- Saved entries

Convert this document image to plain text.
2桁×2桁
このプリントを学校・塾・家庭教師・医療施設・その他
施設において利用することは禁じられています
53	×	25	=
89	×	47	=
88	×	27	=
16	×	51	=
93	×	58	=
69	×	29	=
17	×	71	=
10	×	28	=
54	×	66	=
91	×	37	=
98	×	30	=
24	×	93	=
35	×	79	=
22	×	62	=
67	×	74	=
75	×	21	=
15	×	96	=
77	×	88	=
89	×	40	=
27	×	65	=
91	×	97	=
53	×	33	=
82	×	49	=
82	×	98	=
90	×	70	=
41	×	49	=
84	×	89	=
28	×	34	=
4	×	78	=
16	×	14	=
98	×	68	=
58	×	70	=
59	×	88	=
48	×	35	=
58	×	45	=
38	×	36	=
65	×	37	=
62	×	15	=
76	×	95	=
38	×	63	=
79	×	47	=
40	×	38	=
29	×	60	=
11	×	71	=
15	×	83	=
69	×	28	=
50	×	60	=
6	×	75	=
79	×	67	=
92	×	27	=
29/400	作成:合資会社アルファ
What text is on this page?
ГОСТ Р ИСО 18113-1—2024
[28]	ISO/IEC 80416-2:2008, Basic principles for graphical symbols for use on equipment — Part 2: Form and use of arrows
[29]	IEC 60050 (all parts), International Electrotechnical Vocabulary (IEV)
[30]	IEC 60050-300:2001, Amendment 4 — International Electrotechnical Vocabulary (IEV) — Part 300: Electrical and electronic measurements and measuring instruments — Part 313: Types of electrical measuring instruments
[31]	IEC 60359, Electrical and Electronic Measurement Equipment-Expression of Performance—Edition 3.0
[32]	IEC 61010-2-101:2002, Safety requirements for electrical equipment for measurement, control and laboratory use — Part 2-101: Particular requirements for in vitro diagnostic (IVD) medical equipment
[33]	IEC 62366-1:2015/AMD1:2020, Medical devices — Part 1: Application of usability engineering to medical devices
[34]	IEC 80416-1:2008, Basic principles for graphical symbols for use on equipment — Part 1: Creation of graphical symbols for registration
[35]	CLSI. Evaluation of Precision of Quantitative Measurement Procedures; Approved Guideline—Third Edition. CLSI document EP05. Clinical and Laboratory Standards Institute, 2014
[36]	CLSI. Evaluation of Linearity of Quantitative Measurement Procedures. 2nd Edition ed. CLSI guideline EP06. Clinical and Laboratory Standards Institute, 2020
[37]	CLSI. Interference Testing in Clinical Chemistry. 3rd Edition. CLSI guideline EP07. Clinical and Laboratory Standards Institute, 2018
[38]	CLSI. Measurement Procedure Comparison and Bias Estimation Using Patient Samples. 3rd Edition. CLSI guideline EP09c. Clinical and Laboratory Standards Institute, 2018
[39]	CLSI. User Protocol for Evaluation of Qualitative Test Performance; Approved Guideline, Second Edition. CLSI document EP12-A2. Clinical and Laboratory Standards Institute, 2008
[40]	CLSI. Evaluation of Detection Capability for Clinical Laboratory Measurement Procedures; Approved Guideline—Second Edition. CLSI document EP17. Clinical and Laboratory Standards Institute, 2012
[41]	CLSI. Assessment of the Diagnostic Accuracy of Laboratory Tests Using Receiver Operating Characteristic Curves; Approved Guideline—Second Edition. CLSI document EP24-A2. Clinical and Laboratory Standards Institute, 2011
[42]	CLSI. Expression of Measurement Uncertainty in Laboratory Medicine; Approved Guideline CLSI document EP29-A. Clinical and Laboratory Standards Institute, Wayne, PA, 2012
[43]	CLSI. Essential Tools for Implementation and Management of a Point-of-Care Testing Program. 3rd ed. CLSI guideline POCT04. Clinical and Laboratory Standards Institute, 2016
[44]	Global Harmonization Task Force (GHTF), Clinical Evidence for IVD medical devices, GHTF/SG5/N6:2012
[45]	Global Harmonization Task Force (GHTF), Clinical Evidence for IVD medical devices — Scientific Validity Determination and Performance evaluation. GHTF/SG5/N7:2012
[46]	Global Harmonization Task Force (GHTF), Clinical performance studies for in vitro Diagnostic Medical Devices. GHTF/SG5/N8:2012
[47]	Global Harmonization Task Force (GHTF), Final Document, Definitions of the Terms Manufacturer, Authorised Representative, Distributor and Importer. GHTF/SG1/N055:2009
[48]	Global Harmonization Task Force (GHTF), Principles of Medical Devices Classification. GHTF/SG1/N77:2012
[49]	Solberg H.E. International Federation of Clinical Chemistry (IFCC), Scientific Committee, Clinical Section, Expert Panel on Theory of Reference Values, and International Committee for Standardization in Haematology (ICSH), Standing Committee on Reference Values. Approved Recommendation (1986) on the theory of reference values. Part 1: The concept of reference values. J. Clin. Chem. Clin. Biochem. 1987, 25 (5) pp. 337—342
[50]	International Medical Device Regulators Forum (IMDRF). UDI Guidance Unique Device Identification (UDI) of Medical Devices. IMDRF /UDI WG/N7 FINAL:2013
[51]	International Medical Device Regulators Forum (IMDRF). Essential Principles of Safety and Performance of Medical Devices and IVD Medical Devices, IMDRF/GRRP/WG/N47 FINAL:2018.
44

- REQUIREMENTS
From the records above, pick out and copy each line holding the word "GHTF".

- FULL OUTPUT
[44]	Global Harmonization Task Force (GHTF), Clinical Evidence for IVD medical devices, GHTF/SG5/N6:2012
[45]	Global Harmonization Task Force (GHTF), Clinical Evidence for IVD medical devices — Scientific Validity Determination and Performance evaluation. GHTF/SG5/N7:2012
[46]	Global Harmonization Task Force (GHTF), Clinical performance studies for in vitro Diagnostic Medical Devices. GHTF/SG5/N8:2012
[47]	Global Harmonization Task Force (GHTF), Final Document, Definitions of the Terms Manufacturer, Authorised Representative, Distributor and Importer. GHTF/SG1/N055:2009
[48]	Global Harmonization Task Force (GHTF), Principles of Medical Devices Classification. GHTF/SG1/N77:2012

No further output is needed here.